──────── Task inputs

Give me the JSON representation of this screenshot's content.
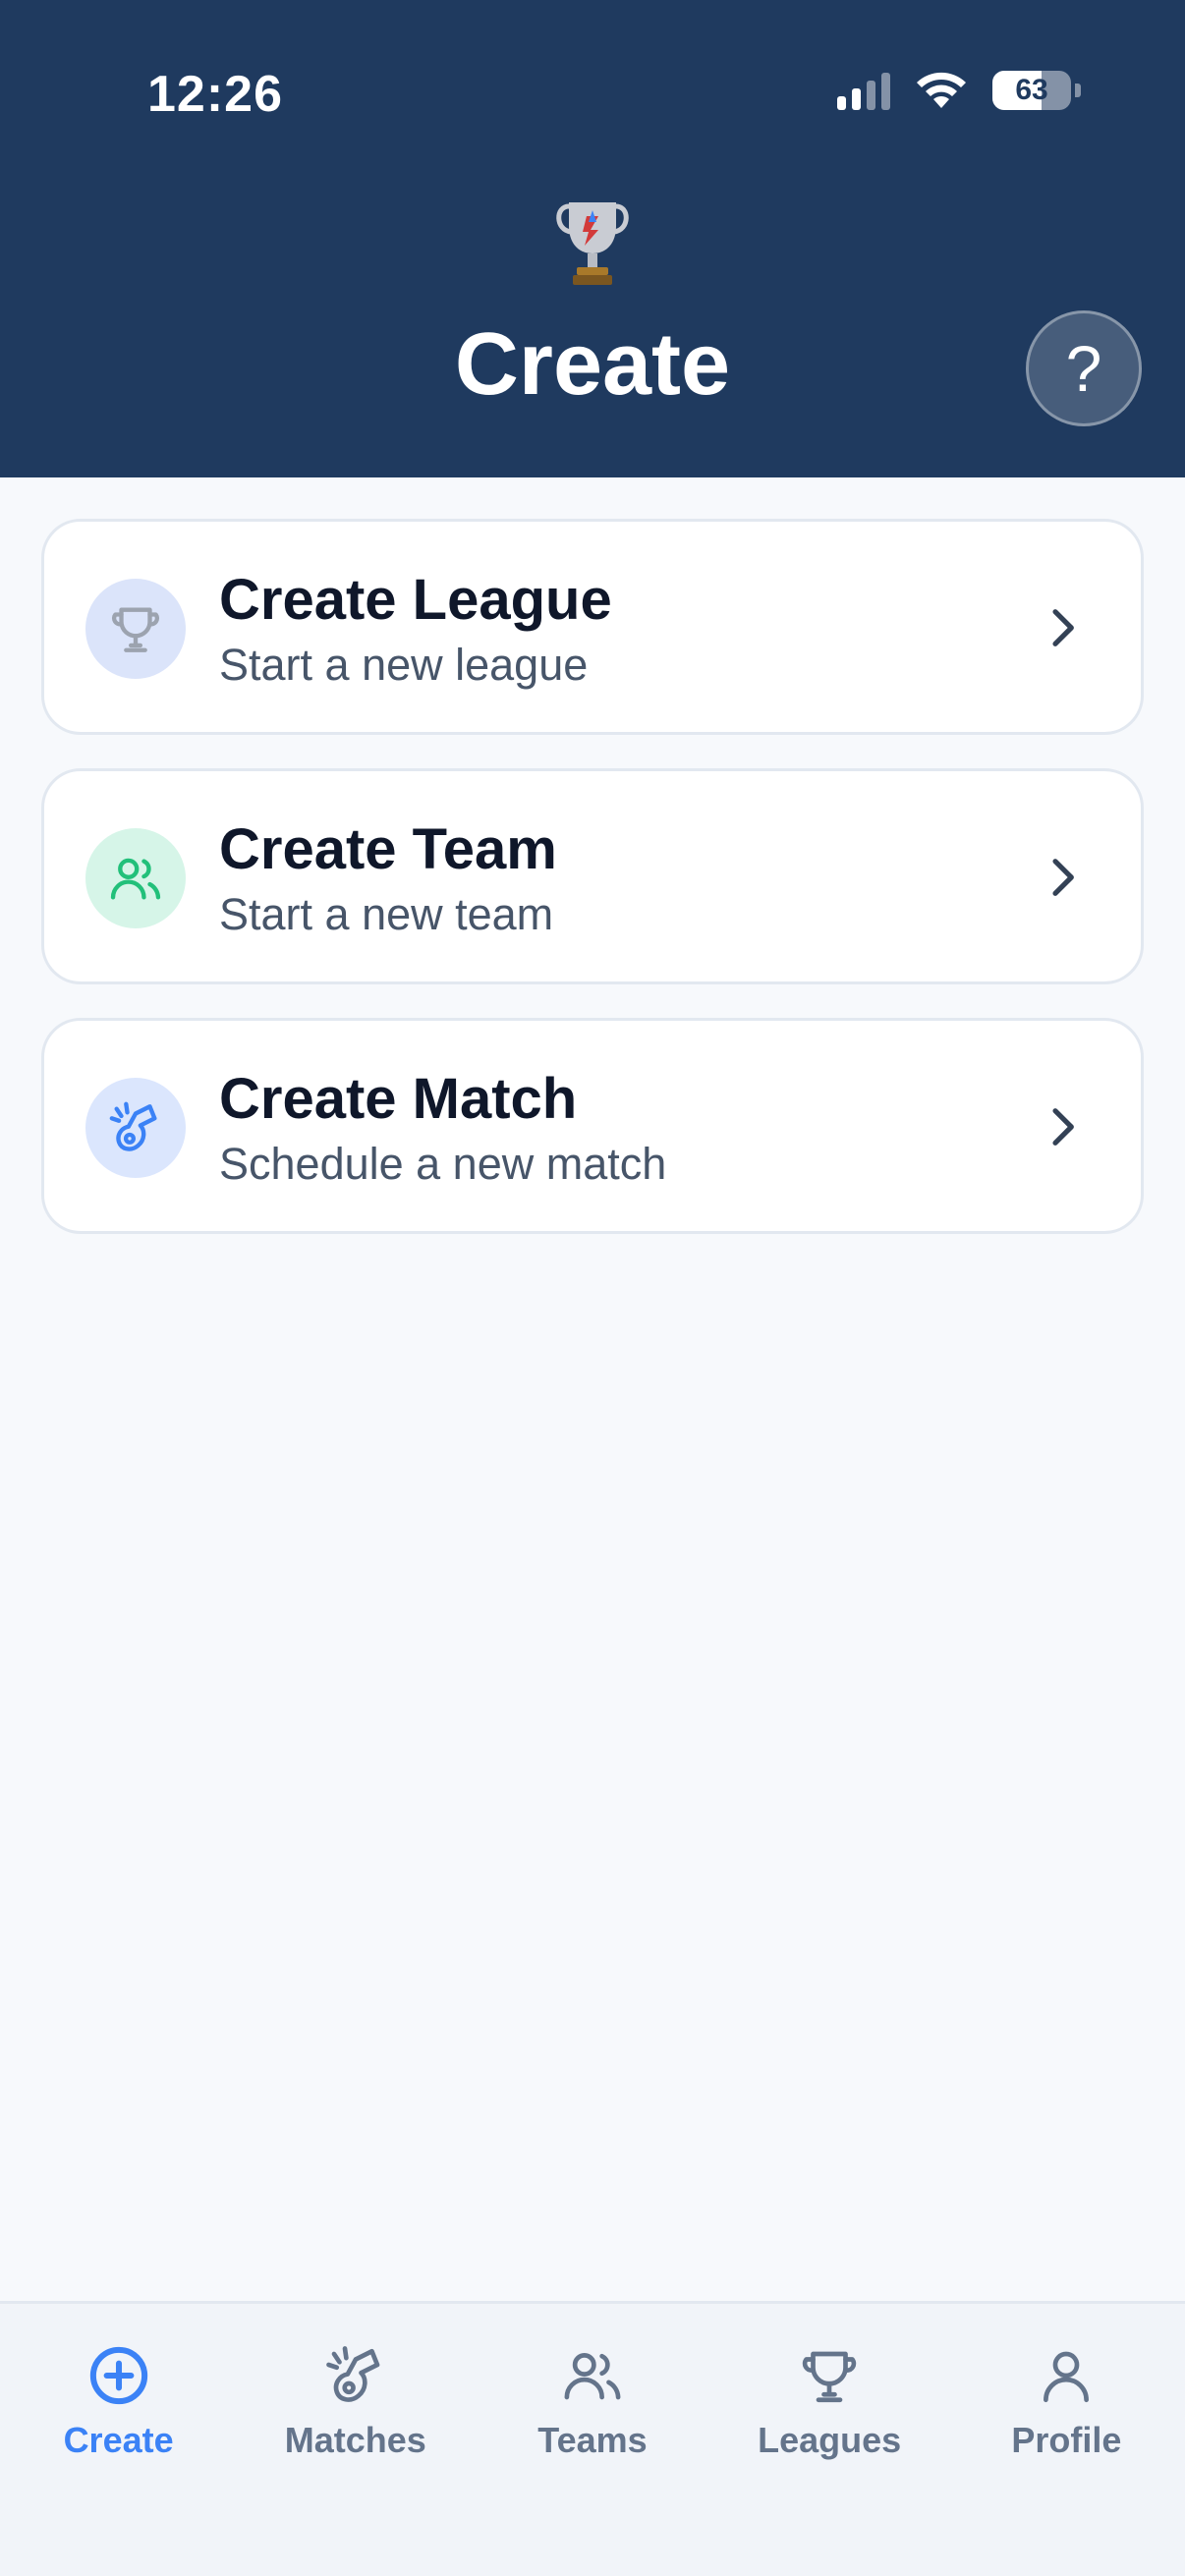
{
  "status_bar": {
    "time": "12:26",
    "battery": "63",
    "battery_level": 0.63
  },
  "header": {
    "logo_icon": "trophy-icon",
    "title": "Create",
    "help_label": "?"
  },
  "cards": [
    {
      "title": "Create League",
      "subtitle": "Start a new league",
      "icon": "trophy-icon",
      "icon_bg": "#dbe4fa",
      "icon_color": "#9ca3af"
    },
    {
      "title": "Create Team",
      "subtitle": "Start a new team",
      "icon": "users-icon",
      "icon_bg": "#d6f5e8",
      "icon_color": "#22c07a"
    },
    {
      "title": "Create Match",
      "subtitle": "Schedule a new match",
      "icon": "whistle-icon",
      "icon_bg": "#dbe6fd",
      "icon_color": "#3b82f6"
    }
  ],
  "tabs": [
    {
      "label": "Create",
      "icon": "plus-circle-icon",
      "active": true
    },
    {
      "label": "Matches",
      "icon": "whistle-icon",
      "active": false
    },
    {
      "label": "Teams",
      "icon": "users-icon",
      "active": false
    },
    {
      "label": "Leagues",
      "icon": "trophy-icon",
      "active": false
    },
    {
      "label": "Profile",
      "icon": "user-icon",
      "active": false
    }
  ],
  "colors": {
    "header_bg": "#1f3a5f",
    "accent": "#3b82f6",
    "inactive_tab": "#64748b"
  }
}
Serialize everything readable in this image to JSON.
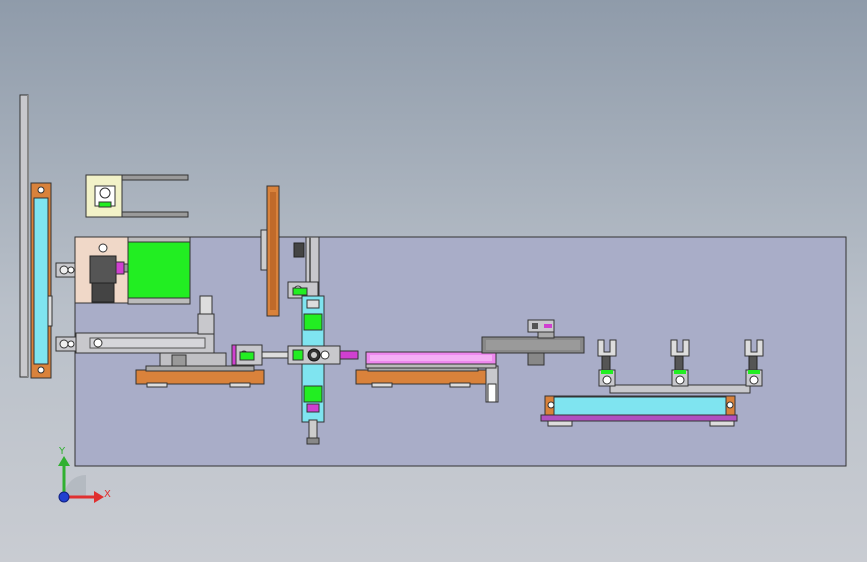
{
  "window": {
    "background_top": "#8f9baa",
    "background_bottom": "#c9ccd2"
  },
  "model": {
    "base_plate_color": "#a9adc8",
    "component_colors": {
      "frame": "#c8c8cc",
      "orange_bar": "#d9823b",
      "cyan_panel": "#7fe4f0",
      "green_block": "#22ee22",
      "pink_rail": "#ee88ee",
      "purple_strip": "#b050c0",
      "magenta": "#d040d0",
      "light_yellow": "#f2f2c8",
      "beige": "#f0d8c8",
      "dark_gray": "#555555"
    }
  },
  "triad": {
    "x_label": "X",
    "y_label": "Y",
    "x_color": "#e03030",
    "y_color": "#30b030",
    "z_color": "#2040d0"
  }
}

────────────────

Locate the lines above that contain "subtitle" and copy them.

      "subtitle": "Start a new league",
      "subtitle": "Start a new team",
      "subtitle": "Schedule a new match",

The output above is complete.